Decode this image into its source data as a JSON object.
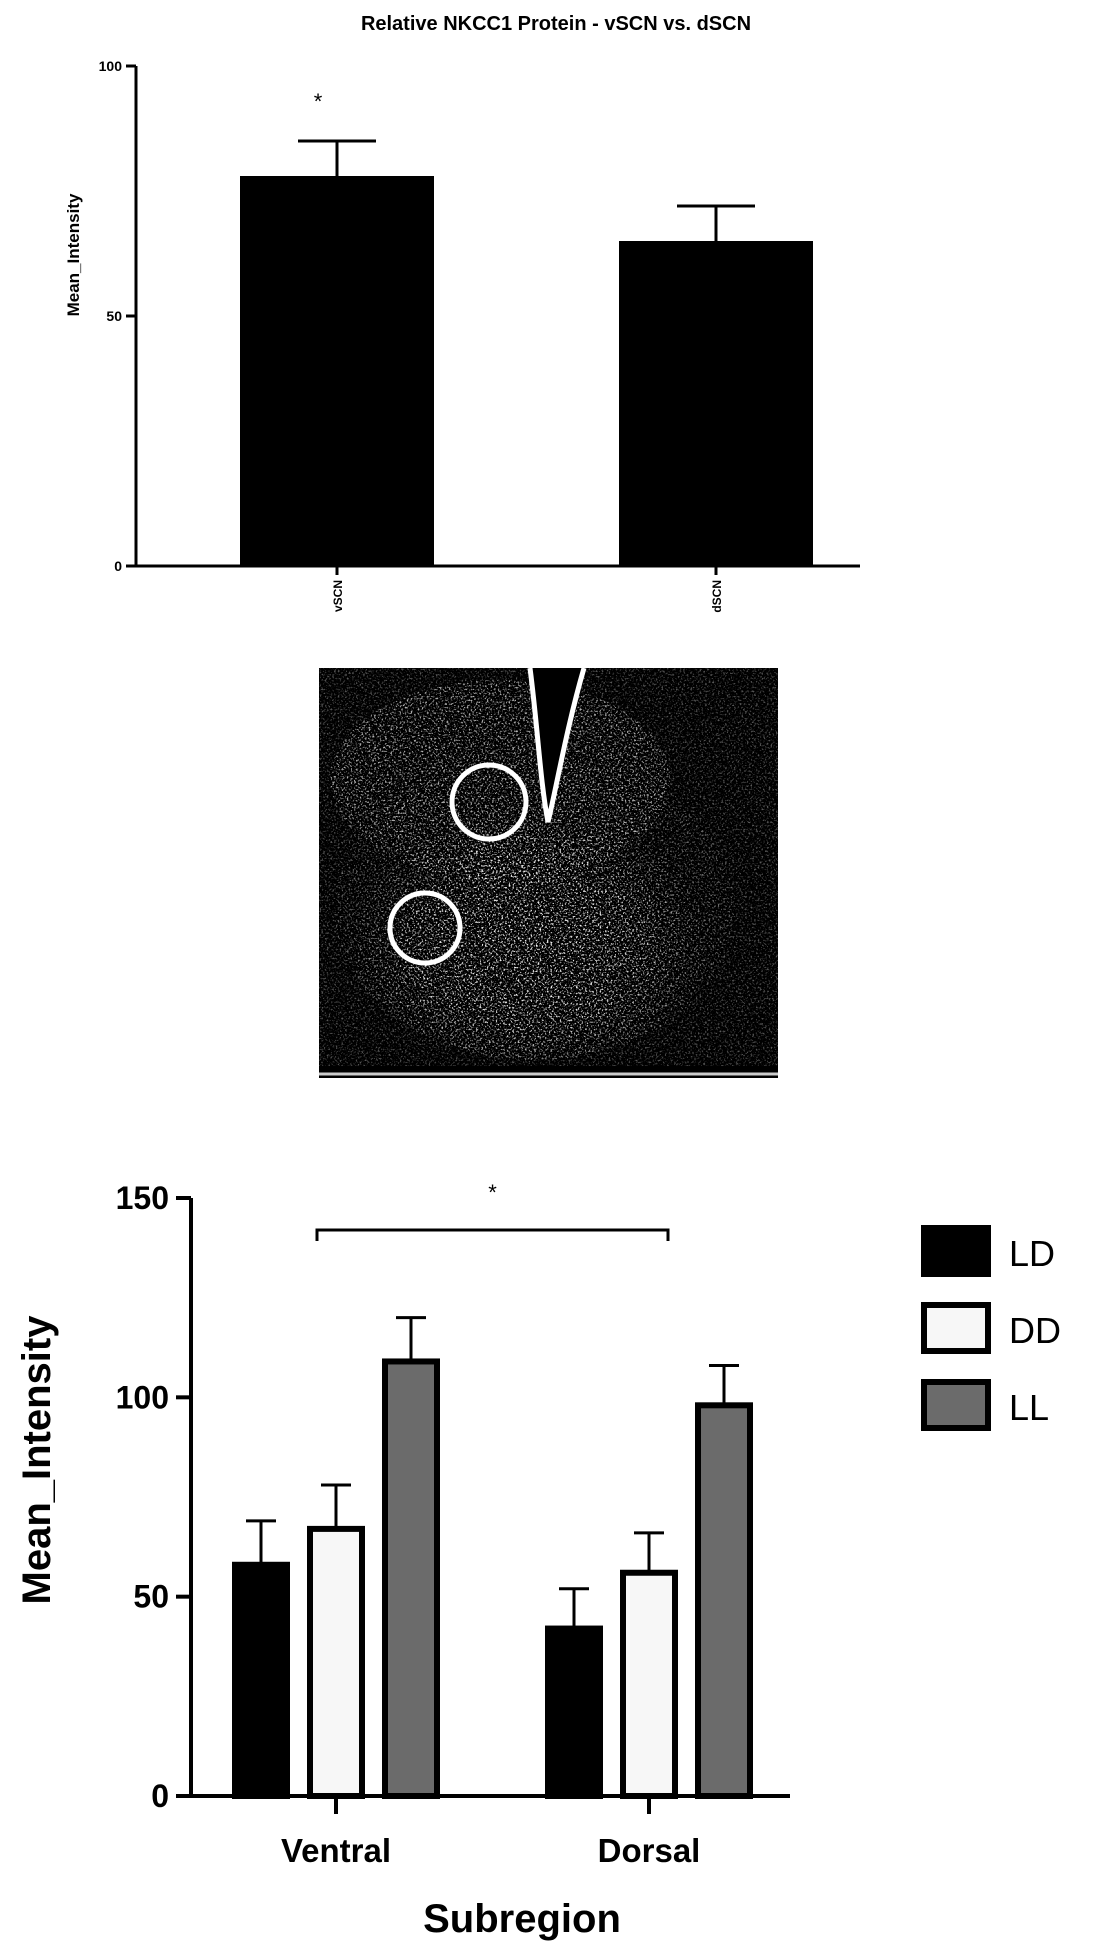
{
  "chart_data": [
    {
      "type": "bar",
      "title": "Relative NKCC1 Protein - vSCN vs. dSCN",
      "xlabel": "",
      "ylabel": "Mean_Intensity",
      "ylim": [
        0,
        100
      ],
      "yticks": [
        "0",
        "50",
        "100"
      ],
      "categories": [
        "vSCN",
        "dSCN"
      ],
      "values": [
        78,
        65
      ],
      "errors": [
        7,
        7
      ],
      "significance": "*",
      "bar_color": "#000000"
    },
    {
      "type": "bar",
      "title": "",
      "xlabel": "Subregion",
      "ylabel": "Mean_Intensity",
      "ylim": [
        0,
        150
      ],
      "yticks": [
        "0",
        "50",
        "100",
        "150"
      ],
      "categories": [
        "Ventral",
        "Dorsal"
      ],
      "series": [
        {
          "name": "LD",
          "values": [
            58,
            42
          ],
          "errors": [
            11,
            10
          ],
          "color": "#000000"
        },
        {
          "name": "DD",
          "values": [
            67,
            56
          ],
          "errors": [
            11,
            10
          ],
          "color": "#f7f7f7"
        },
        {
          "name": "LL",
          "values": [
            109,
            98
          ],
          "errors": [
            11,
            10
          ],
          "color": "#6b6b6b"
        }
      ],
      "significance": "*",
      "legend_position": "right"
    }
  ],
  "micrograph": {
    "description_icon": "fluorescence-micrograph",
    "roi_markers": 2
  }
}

|---|

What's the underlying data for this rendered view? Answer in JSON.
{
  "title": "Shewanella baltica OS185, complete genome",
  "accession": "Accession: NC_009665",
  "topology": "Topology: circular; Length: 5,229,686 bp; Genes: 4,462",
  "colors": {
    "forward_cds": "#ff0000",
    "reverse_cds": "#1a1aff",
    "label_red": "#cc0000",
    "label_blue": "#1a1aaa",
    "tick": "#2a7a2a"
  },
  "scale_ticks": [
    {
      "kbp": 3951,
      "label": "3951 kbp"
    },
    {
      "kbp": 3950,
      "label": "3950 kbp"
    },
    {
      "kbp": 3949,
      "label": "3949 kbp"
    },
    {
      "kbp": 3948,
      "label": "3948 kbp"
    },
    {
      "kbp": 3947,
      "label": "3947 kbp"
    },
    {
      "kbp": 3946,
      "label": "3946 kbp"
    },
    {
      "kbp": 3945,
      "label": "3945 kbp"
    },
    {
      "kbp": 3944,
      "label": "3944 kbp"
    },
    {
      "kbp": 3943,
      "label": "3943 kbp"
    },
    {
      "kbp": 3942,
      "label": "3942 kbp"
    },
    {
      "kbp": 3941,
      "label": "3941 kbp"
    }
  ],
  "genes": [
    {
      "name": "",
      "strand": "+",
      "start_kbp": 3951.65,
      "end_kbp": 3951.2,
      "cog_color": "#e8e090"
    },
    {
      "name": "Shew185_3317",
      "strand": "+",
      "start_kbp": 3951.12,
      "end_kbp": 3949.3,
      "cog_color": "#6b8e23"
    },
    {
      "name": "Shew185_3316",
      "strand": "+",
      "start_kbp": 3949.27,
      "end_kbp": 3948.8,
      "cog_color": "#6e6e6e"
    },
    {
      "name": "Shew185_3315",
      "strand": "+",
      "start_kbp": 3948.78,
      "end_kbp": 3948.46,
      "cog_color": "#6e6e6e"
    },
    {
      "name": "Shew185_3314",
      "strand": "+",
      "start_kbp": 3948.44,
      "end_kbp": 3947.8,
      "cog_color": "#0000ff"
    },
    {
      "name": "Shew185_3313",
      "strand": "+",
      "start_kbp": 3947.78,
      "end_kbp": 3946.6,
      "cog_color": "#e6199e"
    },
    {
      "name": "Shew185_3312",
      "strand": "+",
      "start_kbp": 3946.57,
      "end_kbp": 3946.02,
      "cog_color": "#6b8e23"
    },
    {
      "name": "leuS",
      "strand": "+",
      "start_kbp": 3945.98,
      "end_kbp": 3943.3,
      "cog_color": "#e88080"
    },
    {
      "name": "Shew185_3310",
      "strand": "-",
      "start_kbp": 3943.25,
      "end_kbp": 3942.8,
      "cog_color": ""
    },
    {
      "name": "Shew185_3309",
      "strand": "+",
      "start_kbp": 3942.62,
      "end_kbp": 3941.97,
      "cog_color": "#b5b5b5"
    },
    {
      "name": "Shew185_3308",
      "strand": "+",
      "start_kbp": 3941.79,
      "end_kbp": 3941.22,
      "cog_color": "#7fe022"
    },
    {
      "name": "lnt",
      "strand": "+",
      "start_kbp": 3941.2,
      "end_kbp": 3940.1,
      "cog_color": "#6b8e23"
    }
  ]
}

|---|

■ **PROBLEM DETAILS**:
In the material above, find each line that contains the word "JSON", and select it.

■ **RESPONSE TO THIS TASK**:
Decode this image into its source data as a JSON object.
What's the underlying data for this rendered view? Answer in JSON.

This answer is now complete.